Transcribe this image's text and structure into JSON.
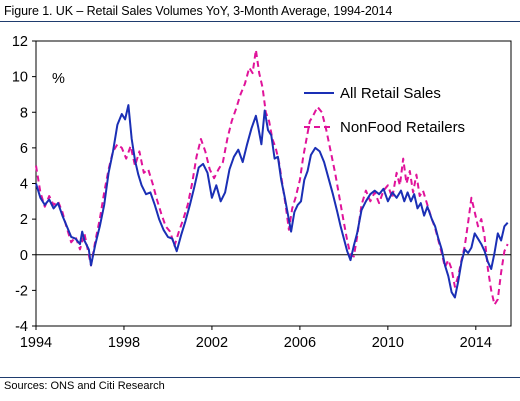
{
  "header": {
    "title": "Figure 1. UK – Retail Sales Volumes YoY, 3-Month Average, 1994-2014"
  },
  "footer": {
    "source": "Sources: ONS and Citi Research"
  },
  "chart_data": {
    "type": "line",
    "unit_label": "%",
    "xlim": [
      1994.0,
      2015.6
    ],
    "ylim": [
      -4,
      12
    ],
    "x_ticks": [
      1994,
      1998,
      2002,
      2006,
      2010,
      2014
    ],
    "y_ticks": [
      -4,
      -2,
      0,
      2,
      4,
      6,
      8,
      10,
      12
    ],
    "grid": false,
    "legend_position": "top-right",
    "series": [
      {
        "name": "All Retail Sales",
        "color": "#1a2fb5",
        "style": "solid",
        "points": [
          [
            1994.0,
            4.0
          ],
          [
            1994.2,
            3.2
          ],
          [
            1994.4,
            2.8
          ],
          [
            1994.6,
            3.1
          ],
          [
            1994.8,
            2.6
          ],
          [
            1995.0,
            2.9
          ],
          [
            1995.2,
            2.2
          ],
          [
            1995.4,
            1.6
          ],
          [
            1995.6,
            1.0
          ],
          [
            1995.8,
            0.9
          ],
          [
            1996.0,
            0.6
          ],
          [
            1996.1,
            1.3
          ],
          [
            1996.2,
            0.8
          ],
          [
            1996.4,
            0.3
          ],
          [
            1996.5,
            -0.6
          ],
          [
            1996.7,
            0.6
          ],
          [
            1996.9,
            1.6
          ],
          [
            1997.1,
            2.8
          ],
          [
            1997.3,
            4.6
          ],
          [
            1997.5,
            5.8
          ],
          [
            1997.7,
            7.3
          ],
          [
            1997.9,
            7.9
          ],
          [
            1998.05,
            7.6
          ],
          [
            1998.2,
            8.4
          ],
          [
            1998.35,
            6.5
          ],
          [
            1998.5,
            5.3
          ],
          [
            1998.65,
            4.5
          ],
          [
            1998.8,
            3.9
          ],
          [
            1999.0,
            3.4
          ],
          [
            1999.2,
            3.5
          ],
          [
            1999.4,
            2.8
          ],
          [
            1999.6,
            2.0
          ],
          [
            1999.8,
            1.4
          ],
          [
            2000.0,
            1.0
          ],
          [
            2000.2,
            0.9
          ],
          [
            2000.4,
            0.2
          ],
          [
            2000.6,
            1.1
          ],
          [
            2000.8,
            1.9
          ],
          [
            2001.0,
            2.8
          ],
          [
            2001.2,
            3.8
          ],
          [
            2001.4,
            4.9
          ],
          [
            2001.6,
            5.1
          ],
          [
            2001.8,
            4.6
          ],
          [
            2002.0,
            3.2
          ],
          [
            2002.2,
            3.9
          ],
          [
            2002.4,
            3.0
          ],
          [
            2002.6,
            3.5
          ],
          [
            2002.8,
            4.8
          ],
          [
            2003.0,
            5.5
          ],
          [
            2003.2,
            5.9
          ],
          [
            2003.4,
            5.2
          ],
          [
            2003.6,
            6.2
          ],
          [
            2003.8,
            7.1
          ],
          [
            2004.0,
            7.8
          ],
          [
            2004.1,
            7.2
          ],
          [
            2004.25,
            6.2
          ],
          [
            2004.4,
            8.1
          ],
          [
            2004.55,
            7.0
          ],
          [
            2004.7,
            6.7
          ],
          [
            2004.85,
            5.4
          ],
          [
            2005.0,
            5.5
          ],
          [
            2005.15,
            4.2
          ],
          [
            2005.3,
            3.3
          ],
          [
            2005.45,
            2.3
          ],
          [
            2005.6,
            1.3
          ],
          [
            2005.75,
            2.4
          ],
          [
            2005.9,
            2.8
          ],
          [
            2006.05,
            3.0
          ],
          [
            2006.2,
            4.2
          ],
          [
            2006.35,
            4.7
          ],
          [
            2006.5,
            5.6
          ],
          [
            2006.7,
            6.0
          ],
          [
            2006.9,
            5.8
          ],
          [
            2007.1,
            5.2
          ],
          [
            2007.3,
            4.3
          ],
          [
            2007.5,
            3.4
          ],
          [
            2007.7,
            2.4
          ],
          [
            2007.85,
            1.6
          ],
          [
            2008.0,
            0.9
          ],
          [
            2008.15,
            0.2
          ],
          [
            2008.3,
            -0.3
          ],
          [
            2008.45,
            0.5
          ],
          [
            2008.6,
            1.2
          ],
          [
            2008.8,
            2.5
          ],
          [
            2009.0,
            3.0
          ],
          [
            2009.2,
            3.4
          ],
          [
            2009.4,
            3.6
          ],
          [
            2009.6,
            3.4
          ],
          [
            2009.8,
            3.7
          ],
          [
            2010.0,
            3.0
          ],
          [
            2010.2,
            3.5
          ],
          [
            2010.4,
            3.2
          ],
          [
            2010.6,
            3.6
          ],
          [
            2010.75,
            3.0
          ],
          [
            2010.9,
            3.5
          ],
          [
            2011.05,
            3.0
          ],
          [
            2011.2,
            3.4
          ],
          [
            2011.35,
            2.6
          ],
          [
            2011.5,
            2.9
          ],
          [
            2011.65,
            2.2
          ],
          [
            2011.8,
            2.7
          ],
          [
            2012.0,
            2.0
          ],
          [
            2012.15,
            1.6
          ],
          [
            2012.3,
            0.9
          ],
          [
            2012.45,
            0.3
          ],
          [
            2012.6,
            -0.6
          ],
          [
            2012.75,
            -1.2
          ],
          [
            2012.9,
            -2.1
          ],
          [
            2013.05,
            -2.4
          ],
          [
            2013.2,
            -1.5
          ],
          [
            2013.35,
            -0.4
          ],
          [
            2013.5,
            0.3
          ],
          [
            2013.65,
            0.1
          ],
          [
            2013.8,
            0.4
          ],
          [
            2013.95,
            1.2
          ],
          [
            2014.1,
            0.9
          ],
          [
            2014.25,
            0.6
          ],
          [
            2014.4,
            0.2
          ],
          [
            2014.55,
            -0.4
          ],
          [
            2014.7,
            -0.8
          ],
          [
            2014.85,
            0.1
          ],
          [
            2015.0,
            1.2
          ],
          [
            2015.15,
            0.8
          ],
          [
            2015.3,
            1.6
          ],
          [
            2015.45,
            1.8
          ]
        ]
      },
      {
        "name": "NonFood Retailers",
        "color": "#e0139a",
        "style": "dashed",
        "points": [
          [
            1994.0,
            5.0
          ],
          [
            1994.2,
            3.5
          ],
          [
            1994.4,
            2.7
          ],
          [
            1994.6,
            3.3
          ],
          [
            1994.8,
            2.8
          ],
          [
            1995.0,
            3.0
          ],
          [
            1995.2,
            2.4
          ],
          [
            1995.4,
            1.5
          ],
          [
            1995.6,
            0.7
          ],
          [
            1995.8,
            1.0
          ],
          [
            1996.0,
            0.3
          ],
          [
            1996.2,
            1.2
          ],
          [
            1996.4,
            0.0
          ],
          [
            1996.5,
            -0.6
          ],
          [
            1996.7,
            0.8
          ],
          [
            1996.9,
            2.0
          ],
          [
            1997.1,
            3.5
          ],
          [
            1997.3,
            4.8
          ],
          [
            1997.5,
            5.8
          ],
          [
            1997.7,
            6.2
          ],
          [
            1997.9,
            6.0
          ],
          [
            1998.1,
            5.4
          ],
          [
            1998.3,
            6.1
          ],
          [
            1998.5,
            5.0
          ],
          [
            1998.7,
            5.8
          ],
          [
            1998.9,
            4.6
          ],
          [
            1999.1,
            4.8
          ],
          [
            1999.3,
            4.0
          ],
          [
            1999.5,
            3.1
          ],
          [
            1999.7,
            2.3
          ],
          [
            1999.9,
            1.6
          ],
          [
            2000.1,
            1.3
          ],
          [
            2000.3,
            0.5
          ],
          [
            2000.5,
            1.3
          ],
          [
            2000.7,
            2.0
          ],
          [
            2000.9,
            2.8
          ],
          [
            2001.1,
            4.0
          ],
          [
            2001.3,
            5.5
          ],
          [
            2001.5,
            6.5
          ],
          [
            2001.7,
            5.8
          ],
          [
            2001.9,
            4.8
          ],
          [
            2002.1,
            4.3
          ],
          [
            2002.3,
            4.8
          ],
          [
            2002.5,
            5.2
          ],
          [
            2002.7,
            6.5
          ],
          [
            2002.9,
            7.5
          ],
          [
            2003.1,
            8.2
          ],
          [
            2003.3,
            9.0
          ],
          [
            2003.5,
            9.6
          ],
          [
            2003.7,
            10.5
          ],
          [
            2003.85,
            10.2
          ],
          [
            2004.0,
            11.5
          ],
          [
            2004.15,
            10.2
          ],
          [
            2004.3,
            9.4
          ],
          [
            2004.45,
            8.0
          ],
          [
            2004.6,
            7.5
          ],
          [
            2004.75,
            6.5
          ],
          [
            2004.9,
            6.0
          ],
          [
            2005.05,
            5.2
          ],
          [
            2005.2,
            4.0
          ],
          [
            2005.35,
            2.8
          ],
          [
            2005.5,
            1.4
          ],
          [
            2005.65,
            2.6
          ],
          [
            2005.8,
            3.2
          ],
          [
            2006.0,
            4.2
          ],
          [
            2006.15,
            5.5
          ],
          [
            2006.3,
            6.5
          ],
          [
            2006.45,
            7.5
          ],
          [
            2006.6,
            7.8
          ],
          [
            2006.8,
            8.3
          ],
          [
            2007.0,
            8.0
          ],
          [
            2007.2,
            7.0
          ],
          [
            2007.4,
            5.8
          ],
          [
            2007.6,
            4.6
          ],
          [
            2007.8,
            3.2
          ],
          [
            2008.0,
            1.8
          ],
          [
            2008.15,
            0.8
          ],
          [
            2008.3,
            0.0
          ],
          [
            2008.45,
            -0.1
          ],
          [
            2008.6,
            1.0
          ],
          [
            2008.8,
            2.8
          ],
          [
            2009.0,
            3.6
          ],
          [
            2009.2,
            3.0
          ],
          [
            2009.4,
            3.5
          ],
          [
            2009.6,
            2.9
          ],
          [
            2009.8,
            3.6
          ],
          [
            2010.0,
            3.9
          ],
          [
            2010.2,
            3.2
          ],
          [
            2010.4,
            4.6
          ],
          [
            2010.55,
            3.9
          ],
          [
            2010.7,
            5.4
          ],
          [
            2010.85,
            4.0
          ],
          [
            2011.0,
            4.7
          ],
          [
            2011.15,
            3.5
          ],
          [
            2011.3,
            4.5
          ],
          [
            2011.45,
            3.3
          ],
          [
            2011.6,
            3.6
          ],
          [
            2011.8,
            2.8
          ],
          [
            2012.0,
            2.0
          ],
          [
            2012.15,
            1.5
          ],
          [
            2012.3,
            0.8
          ],
          [
            2012.45,
            0.1
          ],
          [
            2012.6,
            -0.7
          ],
          [
            2012.75,
            -0.3
          ],
          [
            2012.9,
            -0.8
          ],
          [
            2013.05,
            -1.8
          ],
          [
            2013.2,
            -1.2
          ],
          [
            2013.35,
            -0.3
          ],
          [
            2013.5,
            0.5
          ],
          [
            2013.65,
            1.8
          ],
          [
            2013.8,
            3.2
          ],
          [
            2013.95,
            2.4
          ],
          [
            2014.1,
            1.6
          ],
          [
            2014.25,
            2.0
          ],
          [
            2014.4,
            1.0
          ],
          [
            2014.55,
            -0.8
          ],
          [
            2014.7,
            -2.0
          ],
          [
            2014.85,
            -2.8
          ],
          [
            2015.0,
            -2.5
          ],
          [
            2015.15,
            -1.0
          ],
          [
            2015.3,
            0.2
          ],
          [
            2015.45,
            0.6
          ]
        ]
      }
    ]
  }
}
────────
> [TASK GOAL]: The word "name" appears in how many lines of the records? Give the number only.

> [RESPONSE TO THE TASK]: 2